*ACTION ITEM*. Pictures aside, return every line below exactly as written.

*GIVEN INFORMATION*.
▼

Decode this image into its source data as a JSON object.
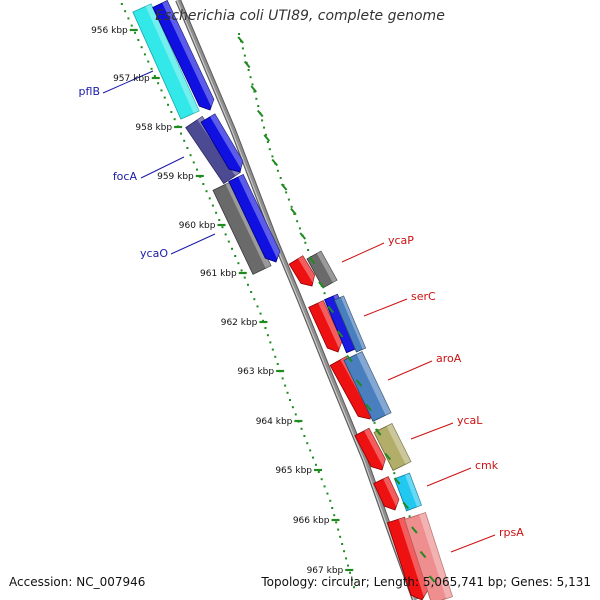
{
  "title": "Escherichia coli UTI89, complete genome",
  "footer": {
    "accession": "Accession: NC_007946",
    "summary": "Topology: circular; Length: 5,065,741 bp; Genes: 5,131"
  },
  "colors": {
    "backbone": "#8f8f8f",
    "tick": "#1f8a1f",
    "left_gene_label": "#1a1aa8",
    "right_gene_label": "#cc1111",
    "kbp_label": "#111111"
  },
  "kbp_labels": [
    "956 kbp",
    "957 kbp",
    "958 kbp",
    "959 kbp",
    "960 kbp",
    "961 kbp",
    "962 kbp",
    "963 kbp",
    "964 kbp",
    "965 kbp",
    "966 kbp",
    "967 kbp"
  ],
  "left_genes": [
    {
      "name": "pflB"
    },
    {
      "name": "focA"
    },
    {
      "name": "ycaO"
    }
  ],
  "right_genes": [
    {
      "name": "ycaP"
    },
    {
      "name": "serC"
    },
    {
      "name": "aroA"
    },
    {
      "name": "ycaL"
    },
    {
      "name": "cmk"
    },
    {
      "name": "rpsA"
    }
  ]
}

▲

*SOLUTION FOR THIS PROBLEM*.
Decode this image into its source data as a JSON object.
{
  "title": "Escherichia coli UTI89, complete genome",
  "footer": {
    "accession": "Accession: NC_007946",
    "summary": "Topology: circular; Length: 5,065,741 bp; Genes: 5,131"
  },
  "colors": {
    "backbone": "#8f8f8f",
    "tick": "#1f8a1f",
    "left_gene_label": "#1a1aa8",
    "right_gene_label": "#cc1111",
    "kbp_label": "#111111"
  },
  "kbp_labels": [
    "956 kbp",
    "957 kbp",
    "958 kbp",
    "959 kbp",
    "960 kbp",
    "961 kbp",
    "962 kbp",
    "963 kbp",
    "964 kbp",
    "965 kbp",
    "966 kbp",
    "967 kbp"
  ],
  "left_genes": [
    {
      "name": "pflB"
    },
    {
      "name": "focA"
    },
    {
      "name": "ycaO"
    }
  ],
  "right_genes": [
    {
      "name": "ycaP"
    },
    {
      "name": "serC"
    },
    {
      "name": "aroA"
    },
    {
      "name": "ycaL"
    },
    {
      "name": "cmk"
    },
    {
      "name": "rpsA"
    }
  ]
}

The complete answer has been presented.